- _Prompt_:
Reproduce every one of the records below line for line and without alteration, leaving out the pictures.

- _Exercise input_:
## BEGIN

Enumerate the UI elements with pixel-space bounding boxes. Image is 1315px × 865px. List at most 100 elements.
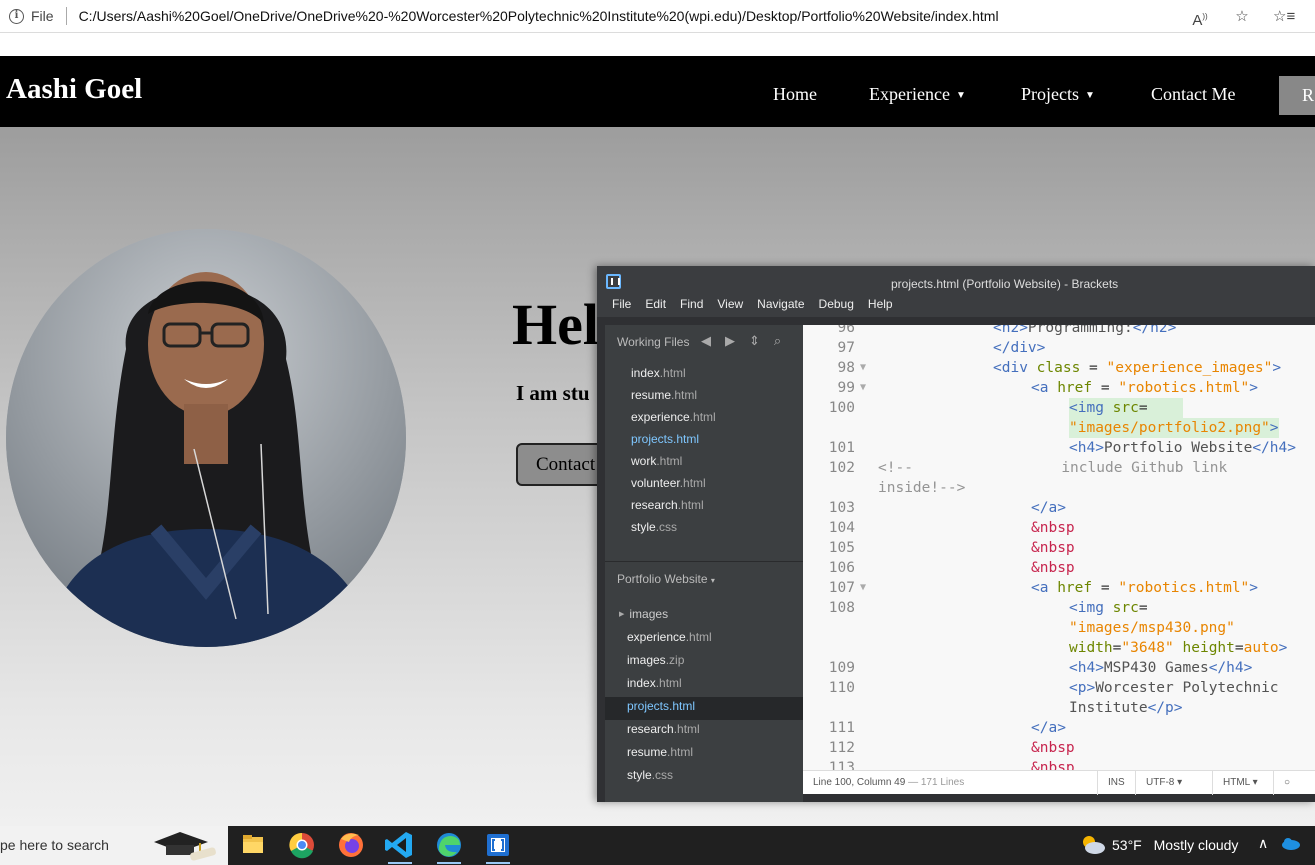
file-name: projects — [627, 699, 670, 713]
taskbar-vscode[interactable] — [378, 826, 422, 865]
file-ext: .html — [659, 366, 686, 380]
read-aloud-icon[interactable]: A)) — [1189, 6, 1211, 29]
file-ext: .html — [677, 498, 704, 512]
nav-home[interactable]: Home — [773, 84, 817, 105]
working-files-list: index.html resume.html experience.html p… — [631, 365, 716, 541]
insert-mode-toggle[interactable]: INS — [1097, 771, 1135, 795]
file-name: style — [631, 520, 656, 534]
file-ext: .css — [655, 520, 678, 534]
screen: i File C:/Users/Aashi%20Goel/OneDrive/On… — [0, 0, 1315, 865]
language-select[interactable]: HTML ▾ — [1212, 771, 1273, 795]
file-name: resume — [627, 745, 668, 759]
tree-file-research[interactable]: research.html — [605, 720, 803, 743]
nav-contact-label: Contact Me — [1151, 84, 1236, 104]
site-navbar: Aashi Goel Home Experience ▼ Projects ▼ Co… — [0, 56, 1315, 127]
edge-icon — [437, 833, 461, 857]
split-view-icon[interactable]: ⇕ — [749, 333, 760, 349]
working-file-index[interactable]: index.html — [631, 365, 716, 387]
menu-view[interactable]: View — [717, 293, 743, 317]
menu-debug[interactable]: Debug — [819, 293, 854, 317]
tree-file-projects[interactable]: projects.html — [605, 697, 803, 720]
file-ext: .css — [651, 768, 674, 782]
working-file-projects[interactable]: projects.html — [631, 431, 716, 453]
vscode-icon — [385, 832, 412, 858]
fold-arrow-icon[interactable]: ▼ — [860, 358, 866, 378]
tree-file-resume[interactable]: resume.html — [605, 743, 803, 766]
file-ext: .html — [655, 676, 682, 690]
fold-arrow-icon[interactable]: ▼ — [860, 378, 866, 398]
menu-find[interactable]: Find — [680, 293, 703, 317]
file-ext: .html — [671, 388, 698, 402]
site-brand[interactable]: Aashi Goel — [6, 73, 142, 106]
file-ext: .html — [673, 432, 700, 446]
weather-widget[interactable]: 53°F Mostly cloudy — [1082, 836, 1239, 854]
tree-file-images-zip[interactable]: images.zip — [605, 651, 803, 674]
taskbar-firefox[interactable] — [329, 826, 373, 865]
project-name: Portfolio Website — [617, 572, 708, 586]
tree-file-experience[interactable]: experience.html — [605, 628, 803, 651]
linter-status-icon[interactable]: ○ — [1273, 771, 1315, 795]
add-favorite-icon[interactable]: ☆ — [1231, 6, 1253, 28]
cursor-position: Line 100, Column 49 — 171 Lines — [813, 777, 964, 788]
nav-projects[interactable]: Projects ▼ — [1021, 84, 1095, 105]
file-ext: .html — [679, 476, 706, 490]
taskbar-search-box[interactable]: pe here to search — [0, 826, 228, 865]
menu-file[interactable]: File — [612, 293, 631, 317]
cloudy-weather-icon — [1083, 836, 1105, 854]
chevron-up-icon[interactable]: ∧ — [1258, 835, 1268, 851]
nav-back-icon[interactable]: ◀ — [701, 333, 711, 349]
file-ext: .html — [669, 699, 696, 713]
menu-edit[interactable]: Edit — [645, 293, 666, 317]
line-count: — 171 Lines — [908, 777, 965, 788]
fold-arrow-icon[interactable]: ▼ — [860, 578, 866, 598]
info-icon[interactable]: i — [9, 8, 24, 24]
brackets-app-icon — [606, 274, 621, 289]
file-ext: .html — [656, 454, 683, 468]
tree-folder-images[interactable]: ▶ images — [605, 605, 803, 628]
search-icon[interactable]: ⌕ — [774, 333, 781, 349]
nav-experience[interactable]: Experience ▼ — [869, 84, 966, 105]
taskbar-file-explorer[interactable] — [231, 826, 275, 865]
folder-expand-icon: ▶ — [619, 611, 625, 618]
menu-navigate[interactable]: Navigate — [757, 293, 804, 317]
file-ext: .html — [673, 722, 700, 736]
file-ext: .zip — [665, 653, 685, 667]
working-file-volunteer[interactable]: volunteer.html — [631, 475, 716, 497]
working-file-research[interactable]: research.html — [631, 497, 716, 519]
favorites-icon[interactable]: ☆≡ — [1273, 6, 1295, 28]
profile-photo — [6, 229, 406, 647]
cursor-line-col: Line 100, Column 49 — [813, 777, 906, 788]
active-indicator — [437, 862, 461, 864]
working-file-work[interactable]: work.html — [631, 453, 716, 475]
url-field[interactable]: C:/Users/Aashi%20Goel/OneDrive/OneDrive%… — [79, 8, 999, 24]
nav-home-label: Home — [773, 84, 817, 104]
code-editor[interactable]: 96 <h2>Programming:</h2> 97 </div> 98 ▼ <div… — [803, 325, 1315, 770]
taskbar-brackets[interactable] — [476, 826, 520, 865]
file-name: volunteer — [631, 476, 680, 490]
tree-file-style[interactable]: style.css — [605, 766, 803, 789]
graduation-cap-icon — [154, 832, 216, 861]
working-file-resume[interactable]: resume.html — [631, 387, 716, 409]
onedrive-icon[interactable] — [1280, 836, 1301, 850]
file-name: index — [631, 366, 660, 380]
encoding-select[interactable]: UTF-8 ▾ — [1135, 771, 1212, 795]
file-name: work — [631, 454, 657, 468]
resume-nav-button[interactable]: R — [1279, 76, 1315, 115]
menu-help[interactable]: Help — [868, 293, 893, 317]
tree-file-index[interactable]: index.html — [605, 674, 803, 697]
file-ext: .html — [667, 745, 694, 759]
firefox-icon — [339, 833, 363, 857]
file-name: resume — [631, 388, 672, 402]
nav-contact[interactable]: Contact Me — [1151, 84, 1235, 105]
working-file-style[interactable]: style.css — [631, 519, 716, 541]
weather-condition: Mostly cloudy — [1153, 837, 1239, 853]
taskbar-edge[interactable] — [427, 826, 471, 865]
site-info-label[interactable]: File — [31, 8, 54, 24]
nav-projects-label: Projects — [1021, 84, 1079, 104]
nav-forward-icon[interactable]: ▶ — [725, 333, 735, 349]
project-dropdown[interactable]: Portfolio Website ▾ — [617, 572, 715, 586]
search-placeholder: pe here to search — [0, 837, 109, 853]
file-name: style — [627, 768, 652, 782]
working-file-experience[interactable]: experience.html — [631, 409, 716, 431]
taskbar-chrome[interactable] — [280, 826, 324, 865]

## END

- _Response to this task_:
Enumerate the UI elements with pixel-space bounding boxes. Image is 1315px × 865px. List at most 100 elements.
file-name: projects — [627, 699, 670, 713]
taskbar-vscode[interactable] — [378, 826, 422, 865]
file-ext: .html — [659, 366, 686, 380]
read-aloud-icon[interactable]: A)) — [1189, 6, 1211, 29]
file-ext: .html — [677, 498, 704, 512]
nav-home[interactable]: Home — [773, 84, 817, 105]
working-files-list: index.html resume.html experience.html p… — [631, 365, 716, 541]
insert-mode-toggle[interactable]: INS — [1097, 771, 1135, 795]
file-name: style — [631, 520, 656, 534]
file-ext: .css — [655, 520, 678, 534]
screen: i File C:/Users/Aashi%20Goel/OneDrive/On… — [0, 0, 1315, 865]
language-select[interactable]: HTML ▾ — [1212, 771, 1273, 795]
file-name: resume — [627, 745, 668, 759]
tree-file-research[interactable]: research.html — [605, 720, 803, 743]
nav-contact-label: Contact Me — [1151, 84, 1236, 104]
site-navbar: Aashi Goel Home Experience ▼ Projects ▼ Co… — [0, 56, 1315, 127]
edge-icon — [437, 833, 461, 857]
split-view-icon[interactable]: ⇕ — [749, 333, 760, 349]
working-file-index[interactable]: index.html — [631, 365, 716, 387]
menu-view[interactable]: View — [717, 293, 743, 317]
menu-debug[interactable]: Debug — [819, 293, 854, 317]
tree-file-projects[interactable]: projects.html — [605, 697, 803, 720]
file-ext: .css — [651, 768, 674, 782]
working-file-projects[interactable]: projects.html — [631, 431, 716, 453]
vscode-icon — [385, 832, 412, 858]
fold-arrow-icon[interactable]: ▼ — [860, 358, 866, 378]
tree-file-resume[interactable]: resume.html — [605, 743, 803, 766]
file-ext: .html — [655, 676, 682, 690]
fold-arrow-icon[interactable]: ▼ — [860, 378, 866, 398]
menu-find[interactable]: Find — [680, 293, 703, 317]
file-ext: .html — [671, 388, 698, 402]
site-brand[interactable]: Aashi Goel — [6, 73, 142, 106]
file-ext: .html — [673, 432, 700, 446]
weather-widget[interactable]: 53°F Mostly cloudy — [1082, 836, 1239, 854]
tree-file-images-zip[interactable]: images.zip — [605, 651, 803, 674]
taskbar-firefox[interactable] — [329, 826, 373, 865]
project-name: Portfolio Website — [617, 572, 708, 586]
tree-file-experience[interactable]: experience.html — [605, 628, 803, 651]
linter-status-icon[interactable]: ○ — [1273, 771, 1315, 795]
add-favorite-icon[interactable]: ☆ — [1231, 6, 1253, 28]
cursor-position: Line 100, Column 49 — 171 Lines — [813, 777, 964, 788]
nav-projects[interactable]: Projects ▼ — [1021, 84, 1095, 105]
file-ext: .html — [679, 476, 706, 490]
taskbar-search-box[interactable]: pe here to search — [0, 826, 228, 865]
menu-file[interactable]: File — [612, 293, 631, 317]
cloudy-weather-icon — [1083, 836, 1105, 854]
chevron-up-icon[interactable]: ∧ — [1258, 835, 1268, 851]
nav-back-icon[interactable]: ◀ — [701, 333, 711, 349]
file-ext: .html — [669, 699, 696, 713]
menu-edit[interactable]: Edit — [645, 293, 666, 317]
line-count: — 171 Lines — [908, 777, 965, 788]
fold-arrow-icon[interactable]: ▼ — [860, 578, 866, 598]
info-icon[interactable]: i — [9, 8, 24, 24]
brackets-app-icon — [606, 274, 621, 289]
file-ext: .html — [656, 454, 683, 468]
tree-folder-images[interactable]: ▶ images — [605, 605, 803, 628]
search-icon[interactable]: ⌕ — [774, 333, 781, 349]
nav-experience[interactable]: Experience ▼ — [869, 84, 966, 105]
taskbar-file-explorer[interactable] — [231, 826, 275, 865]
folder-expand-icon: ▶ — [619, 611, 625, 618]
menu-navigate[interactable]: Navigate — [757, 293, 804, 317]
file-ext: .html — [673, 722, 700, 736]
file-ext: .zip — [665, 653, 685, 667]
working-file-volunteer[interactable]: volunteer.html — [631, 475, 716, 497]
working-file-research[interactable]: research.html — [631, 497, 716, 519]
favorites-icon[interactable]: ☆≡ — [1273, 6, 1295, 28]
profile-photo — [6, 229, 406, 647]
cursor-line-col: Line 100, Column 49 — [813, 777, 906, 788]
active-indicator — [437, 862, 461, 864]
working-file-work[interactable]: work.html — [631, 453, 716, 475]
url-field[interactable]: C:/Users/Aashi%20Goel/OneDrive/OneDrive%… — [79, 8, 999, 24]
nav-home-label: Home — [773, 84, 817, 104]
code-editor[interactable]: 96 <h2>Programming:</h2> 97 </div> 98 ▼ <div… — [803, 325, 1315, 770]
taskbar-brackets[interactable] — [476, 826, 520, 865]
file-name: volunteer — [631, 476, 680, 490]
tree-file-style[interactable]: style.css — [605, 766, 803, 789]
graduation-cap-icon — [154, 832, 216, 861]
working-file-resume[interactable]: resume.html — [631, 387, 716, 409]
onedrive-icon[interactable] — [1280, 836, 1301, 850]
file-name: index — [631, 366, 660, 380]
encoding-select[interactable]: UTF-8 ▾ — [1135, 771, 1212, 795]
file-name: work — [631, 454, 657, 468]
resume-nav-button[interactable]: R — [1279, 76, 1315, 115]
menu-help[interactable]: Help — [868, 293, 893, 317]
tree-file-index[interactable]: index.html — [605, 674, 803, 697]
file-ext: .html — [667, 745, 694, 759]
firefox-icon — [339, 833, 363, 857]
file-name: resume — [631, 388, 672, 402]
nav-contact[interactable]: Contact Me — [1151, 84, 1235, 105]
working-file-style[interactable]: style.css — [631, 519, 716, 541]
weather-condition: Mostly cloudy — [1153, 837, 1239, 853]
taskbar-edge[interactable] — [427, 826, 471, 865]
site-info-label[interactable]: File — [31, 8, 54, 24]
nav-projects-label: Projects — [1021, 84, 1079, 104]
nav-forward-icon[interactable]: ▶ — [725, 333, 735, 349]
project-dropdown[interactable]: Portfolio Website ▾ — [617, 572, 715, 586]
search-placeholder: pe here to search — [0, 837, 109, 853]
file-name: style — [627, 768, 652, 782]
working-file-experience[interactable]: experience.html — [631, 409, 716, 431]
taskbar-chrome[interactable] — [280, 826, 324, 865]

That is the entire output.